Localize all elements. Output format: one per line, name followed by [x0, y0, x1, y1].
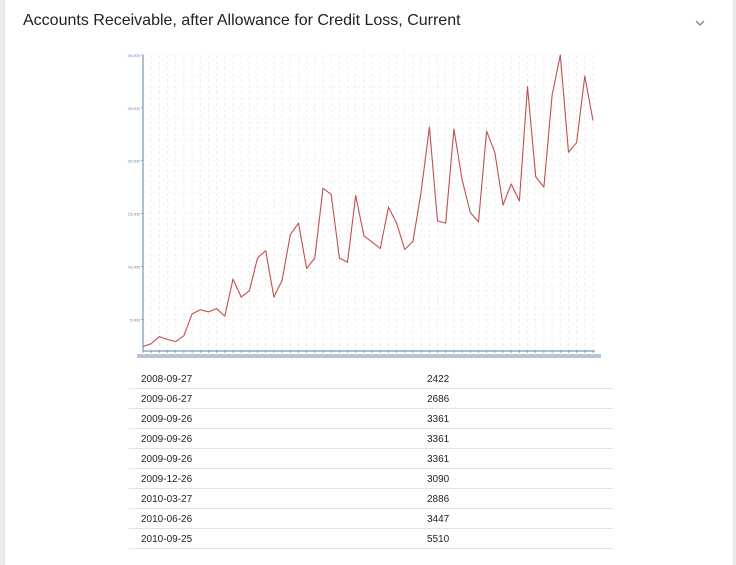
value-cell: 3361: [427, 454, 450, 465]
table-row: 2009-09-26 3361: [129, 409, 613, 429]
date-cell: 2008-09-27: [141, 374, 193, 385]
value-cell: 5510: [427, 534, 450, 545]
date-cell: 2010-03-27: [141, 494, 193, 505]
table-row: 2009-06-27 2686: [129, 389, 613, 409]
y-tick-label: 20,000: [128, 159, 141, 164]
date-cell: 2009-09-26: [141, 454, 193, 465]
value-cell: 2886: [427, 494, 450, 505]
x-tick-labels: [137, 354, 601, 358]
table-row: 2009-09-26 3361: [129, 449, 613, 469]
y-tick-label: 25,000: [128, 106, 141, 111]
chart-card: Accounts Receivable, after Allowance for…: [4, 0, 734, 565]
date-cell: 2010-06-26: [141, 514, 193, 525]
value-cell: 2422: [427, 374, 450, 385]
y-tick-label: 30,000: [128, 53, 141, 58]
table-row: 2009-09-26 3361: [129, 429, 613, 449]
table-row: 2010-03-27 2886: [129, 489, 613, 509]
value-cell: 3447: [427, 514, 450, 525]
y-tick-label: 15,000: [128, 212, 141, 217]
y-tick-label: 5,000: [130, 317, 141, 322]
value-cell: 3361: [427, 414, 450, 425]
date-cell: 2009-12-26: [141, 474, 193, 485]
date-cell: 2009-09-26: [141, 434, 193, 445]
date-cell: 2010-09-25: [141, 534, 193, 545]
series-line: [142, 54, 594, 348]
data-table: 2008-09-27 2422 2009-06-27 2686 2009-09-26 33…: [129, 369, 613, 549]
date-cell: 2009-09-26: [141, 414, 193, 425]
table-row: 2010-09-25 5510: [129, 529, 613, 549]
y-tick-label: 10,000: [128, 264, 141, 269]
value-cell: 2686: [427, 394, 450, 405]
table-row: 2010-06-26 3447: [129, 509, 613, 529]
line-chart: 5,000 10,000 15,000 20,000 25,000 30,000: [128, 53, 601, 358]
chevron-down-icon[interactable]: [693, 16, 707, 30]
date-cell: 2009-06-27: [141, 394, 193, 405]
table-row: 2008-09-27 2422: [129, 369, 613, 389]
table-row: 2009-12-26 3090: [129, 469, 613, 489]
value-cell: 3090: [427, 474, 450, 485]
value-cell: 3361: [427, 434, 450, 445]
card-title: Accounts Receivable, after Allowance for…: [23, 12, 461, 29]
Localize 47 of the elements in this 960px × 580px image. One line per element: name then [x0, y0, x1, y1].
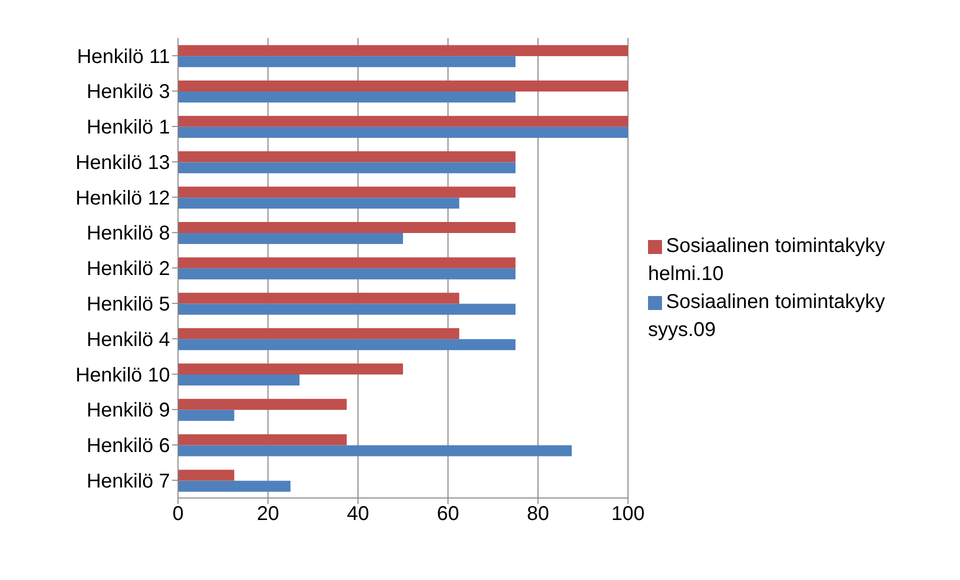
bar	[178, 186, 516, 198]
bar	[178, 445, 572, 456]
bar	[178, 374, 300, 386]
x-tick-label: 20	[256, 503, 280, 526]
y-tick-label: Henkilö 12	[75, 187, 170, 210]
bar	[178, 80, 628, 92]
bar	[178, 126, 628, 138]
bar	[178, 151, 516, 162]
bar	[178, 398, 347, 410]
bar	[178, 56, 516, 68]
bar	[178, 304, 516, 315]
bar	[178, 116, 628, 127]
bar	[178, 257, 516, 268]
bar	[178, 233, 403, 244]
y-tick-label: Henkilö 4	[86, 328, 170, 351]
x-tick-label: 100	[611, 503, 645, 526]
x-tick-label: 40	[346, 503, 370, 526]
bar	[178, 162, 516, 174]
y-tick-label: Henkilö 1	[86, 116, 170, 139]
y-tick-label: Henkilö 10	[75, 364, 170, 386]
bar	[178, 480, 290, 492]
y-tick-label: Henkilö 6	[86, 435, 170, 458]
bar	[178, 198, 460, 209]
bar	[178, 364, 403, 375]
bar	[178, 339, 516, 350]
y-tick-label: Henkilö 5	[86, 293, 170, 316]
y-tick-label: Henkilö 13	[75, 152, 170, 174]
x-tick-label: 80	[526, 503, 550, 526]
bar	[178, 222, 516, 233]
bar	[178, 45, 628, 56]
legend-label: Sosiaalinen toimintakyky syys.09	[648, 291, 885, 341]
bar	[178, 470, 234, 481]
x-tick-label: 60	[436, 503, 460, 526]
y-tick-label: Henkilö 2	[86, 258, 170, 280]
y-tick-label: Henkilö 3	[86, 81, 170, 104]
bar	[178, 292, 460, 304]
y-tick-label: Henkilö 9	[86, 400, 170, 422]
bar	[178, 434, 347, 446]
y-tick-label: Henkilö 7	[86, 470, 170, 492]
y-tick-label: Henkilö 8	[86, 222, 170, 245]
legend-label: Sosiaalinen toimintakyky helmi.10	[648, 235, 885, 285]
bar	[178, 268, 516, 280]
bar	[178, 410, 234, 421]
bar	[178, 328, 460, 340]
y-tick-label: Henkilö 11	[76, 46, 170, 68]
x-tick-label: 0	[172, 503, 184, 526]
bar	[178, 91, 516, 102]
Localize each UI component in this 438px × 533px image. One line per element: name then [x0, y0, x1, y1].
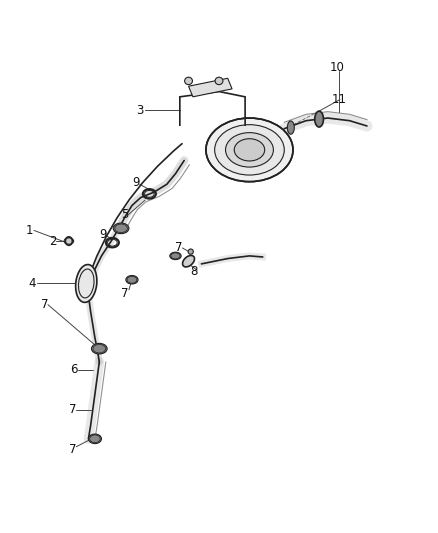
Ellipse shape [206, 118, 293, 182]
Ellipse shape [234, 139, 265, 161]
Ellipse shape [113, 223, 129, 233]
Text: 7: 7 [121, 287, 129, 300]
Text: 7: 7 [176, 241, 183, 254]
Ellipse shape [215, 77, 223, 85]
Text: 11: 11 [331, 93, 346, 106]
Ellipse shape [76, 264, 97, 302]
Text: 8: 8 [191, 265, 198, 278]
Ellipse shape [215, 125, 284, 175]
Ellipse shape [188, 249, 193, 254]
Ellipse shape [126, 276, 138, 284]
FancyArrowPatch shape [85, 144, 182, 288]
Ellipse shape [65, 237, 72, 245]
Text: 9: 9 [99, 228, 107, 241]
Ellipse shape [315, 111, 323, 127]
Text: 10: 10 [330, 61, 345, 74]
Text: 6: 6 [70, 364, 78, 376]
Ellipse shape [92, 343, 107, 354]
Text: 9: 9 [132, 176, 139, 189]
Text: 1: 1 [25, 224, 33, 237]
Ellipse shape [170, 252, 181, 260]
Text: 3: 3 [136, 103, 144, 117]
Ellipse shape [88, 434, 102, 443]
Ellipse shape [185, 77, 192, 85]
Text: 2: 2 [49, 235, 57, 247]
Text: 7: 7 [69, 403, 76, 416]
Text: 7: 7 [69, 443, 76, 456]
Text: 5: 5 [121, 208, 128, 221]
Text: 4: 4 [28, 277, 36, 290]
Text: 7: 7 [41, 298, 48, 311]
Ellipse shape [287, 121, 294, 134]
Ellipse shape [226, 133, 273, 167]
Ellipse shape [183, 255, 194, 267]
Polygon shape [188, 78, 232, 97]
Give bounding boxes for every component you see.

[Qué se pide]: Por favor, reúne y copia cada fila de arriba que contenga la palabra "image". Distingue entre mayúsculas y minúsculas.

[Solución del problema]:
Localize 47 of the elements in this 960px × 580px image. One line per element: name then [x0, y0, x1, y1].
Localize each UI component in this 438px × 533px image. One line per element: name then [x0, y0, x1, y1].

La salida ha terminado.